DIRECTIONS: Scan the material for the word "Загальні", and copy each line where it shows up.

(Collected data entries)
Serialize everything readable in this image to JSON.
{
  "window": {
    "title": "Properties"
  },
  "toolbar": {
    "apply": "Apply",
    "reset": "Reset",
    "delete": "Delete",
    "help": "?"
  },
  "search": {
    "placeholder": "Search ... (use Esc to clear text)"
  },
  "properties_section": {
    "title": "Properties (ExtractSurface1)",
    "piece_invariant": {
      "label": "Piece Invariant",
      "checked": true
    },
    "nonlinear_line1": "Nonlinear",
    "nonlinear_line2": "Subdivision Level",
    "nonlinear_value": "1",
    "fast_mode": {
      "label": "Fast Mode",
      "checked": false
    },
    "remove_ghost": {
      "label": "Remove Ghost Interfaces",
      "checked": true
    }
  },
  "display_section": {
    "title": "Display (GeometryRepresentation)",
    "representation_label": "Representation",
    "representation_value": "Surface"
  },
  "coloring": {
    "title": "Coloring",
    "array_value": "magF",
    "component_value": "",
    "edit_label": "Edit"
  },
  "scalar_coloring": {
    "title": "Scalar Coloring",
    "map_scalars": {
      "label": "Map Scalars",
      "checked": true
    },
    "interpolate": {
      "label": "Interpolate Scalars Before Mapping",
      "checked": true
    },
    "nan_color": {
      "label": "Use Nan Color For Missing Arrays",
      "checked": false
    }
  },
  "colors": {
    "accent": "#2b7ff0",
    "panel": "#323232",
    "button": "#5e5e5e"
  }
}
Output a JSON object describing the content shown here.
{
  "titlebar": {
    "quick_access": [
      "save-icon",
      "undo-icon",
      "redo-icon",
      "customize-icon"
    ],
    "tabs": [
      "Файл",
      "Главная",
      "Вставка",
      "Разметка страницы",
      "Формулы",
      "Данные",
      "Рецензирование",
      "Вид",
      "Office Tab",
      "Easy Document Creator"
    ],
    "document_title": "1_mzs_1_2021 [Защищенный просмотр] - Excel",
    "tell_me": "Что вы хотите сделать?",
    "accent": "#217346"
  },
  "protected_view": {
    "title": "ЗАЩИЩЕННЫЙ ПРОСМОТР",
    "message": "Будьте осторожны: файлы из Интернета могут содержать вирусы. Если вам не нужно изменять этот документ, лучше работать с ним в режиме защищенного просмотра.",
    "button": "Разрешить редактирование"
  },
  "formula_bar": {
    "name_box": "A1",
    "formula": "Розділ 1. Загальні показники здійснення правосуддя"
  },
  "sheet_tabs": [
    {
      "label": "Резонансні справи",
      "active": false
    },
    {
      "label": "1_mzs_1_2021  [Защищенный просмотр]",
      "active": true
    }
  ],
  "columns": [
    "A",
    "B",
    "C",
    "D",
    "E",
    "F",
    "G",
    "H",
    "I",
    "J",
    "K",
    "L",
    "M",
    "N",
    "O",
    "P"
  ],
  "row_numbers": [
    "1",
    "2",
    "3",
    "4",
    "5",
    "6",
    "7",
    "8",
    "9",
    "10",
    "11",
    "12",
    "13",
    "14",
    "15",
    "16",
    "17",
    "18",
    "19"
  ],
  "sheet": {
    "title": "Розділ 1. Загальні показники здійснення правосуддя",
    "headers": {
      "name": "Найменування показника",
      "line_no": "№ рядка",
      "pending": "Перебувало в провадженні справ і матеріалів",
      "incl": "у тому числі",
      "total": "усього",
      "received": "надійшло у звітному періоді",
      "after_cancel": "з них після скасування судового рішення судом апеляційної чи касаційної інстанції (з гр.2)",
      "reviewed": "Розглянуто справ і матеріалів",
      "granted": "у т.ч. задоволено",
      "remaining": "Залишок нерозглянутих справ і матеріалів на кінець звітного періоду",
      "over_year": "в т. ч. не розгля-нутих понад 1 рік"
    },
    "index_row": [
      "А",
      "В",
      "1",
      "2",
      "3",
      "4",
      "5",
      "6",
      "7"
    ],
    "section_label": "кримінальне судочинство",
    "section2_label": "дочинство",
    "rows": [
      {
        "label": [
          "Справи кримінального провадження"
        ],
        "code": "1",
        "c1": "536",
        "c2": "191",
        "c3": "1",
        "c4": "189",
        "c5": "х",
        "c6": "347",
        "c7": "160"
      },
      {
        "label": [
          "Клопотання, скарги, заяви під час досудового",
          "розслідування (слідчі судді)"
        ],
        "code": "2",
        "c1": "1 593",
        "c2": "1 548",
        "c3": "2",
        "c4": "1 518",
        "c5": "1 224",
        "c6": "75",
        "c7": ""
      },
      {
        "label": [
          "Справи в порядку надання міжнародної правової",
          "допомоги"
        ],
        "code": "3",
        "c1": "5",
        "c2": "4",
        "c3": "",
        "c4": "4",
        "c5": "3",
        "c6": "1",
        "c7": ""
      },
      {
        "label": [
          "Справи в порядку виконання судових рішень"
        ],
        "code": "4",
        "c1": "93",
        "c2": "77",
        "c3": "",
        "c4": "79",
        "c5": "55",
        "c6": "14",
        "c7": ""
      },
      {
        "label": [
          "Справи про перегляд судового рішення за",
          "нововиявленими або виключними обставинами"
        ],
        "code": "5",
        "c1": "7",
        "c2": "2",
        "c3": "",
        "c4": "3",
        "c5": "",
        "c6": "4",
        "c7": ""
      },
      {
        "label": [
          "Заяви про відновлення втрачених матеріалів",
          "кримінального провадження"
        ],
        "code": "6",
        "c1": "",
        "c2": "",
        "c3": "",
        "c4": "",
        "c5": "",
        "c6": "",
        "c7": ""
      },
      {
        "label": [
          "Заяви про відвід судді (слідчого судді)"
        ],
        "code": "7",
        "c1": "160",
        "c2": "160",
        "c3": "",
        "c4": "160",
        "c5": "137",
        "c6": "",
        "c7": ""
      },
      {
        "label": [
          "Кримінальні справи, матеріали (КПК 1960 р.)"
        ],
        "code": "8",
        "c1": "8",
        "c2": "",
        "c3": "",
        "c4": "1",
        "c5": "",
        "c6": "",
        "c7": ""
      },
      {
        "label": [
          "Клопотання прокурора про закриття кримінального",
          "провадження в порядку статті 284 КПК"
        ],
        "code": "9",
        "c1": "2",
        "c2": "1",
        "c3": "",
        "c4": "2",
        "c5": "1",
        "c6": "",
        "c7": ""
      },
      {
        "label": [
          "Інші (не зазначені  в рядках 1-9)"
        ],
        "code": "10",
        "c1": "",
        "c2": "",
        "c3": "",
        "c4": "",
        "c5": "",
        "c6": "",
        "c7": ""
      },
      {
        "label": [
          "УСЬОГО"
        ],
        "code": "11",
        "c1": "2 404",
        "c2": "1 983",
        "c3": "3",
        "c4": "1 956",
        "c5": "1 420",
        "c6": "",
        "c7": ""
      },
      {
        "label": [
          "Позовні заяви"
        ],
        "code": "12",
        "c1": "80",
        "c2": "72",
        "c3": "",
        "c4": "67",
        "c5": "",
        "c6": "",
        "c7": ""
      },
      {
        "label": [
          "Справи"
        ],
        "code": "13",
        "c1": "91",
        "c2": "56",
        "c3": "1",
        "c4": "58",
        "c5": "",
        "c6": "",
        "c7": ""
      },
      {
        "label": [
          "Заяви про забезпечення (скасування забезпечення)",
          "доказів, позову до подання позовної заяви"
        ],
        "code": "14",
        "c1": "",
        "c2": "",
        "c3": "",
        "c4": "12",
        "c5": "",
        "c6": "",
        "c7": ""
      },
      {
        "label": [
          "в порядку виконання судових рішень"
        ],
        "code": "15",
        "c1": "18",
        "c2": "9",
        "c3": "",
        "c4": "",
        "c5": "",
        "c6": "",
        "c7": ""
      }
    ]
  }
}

TASK SOLUTION:
    "formula": "Розділ 1. Загальні показники здійснення правосуддя"
    "title": "Розділ 1. Загальні показники здійснення правосуддя",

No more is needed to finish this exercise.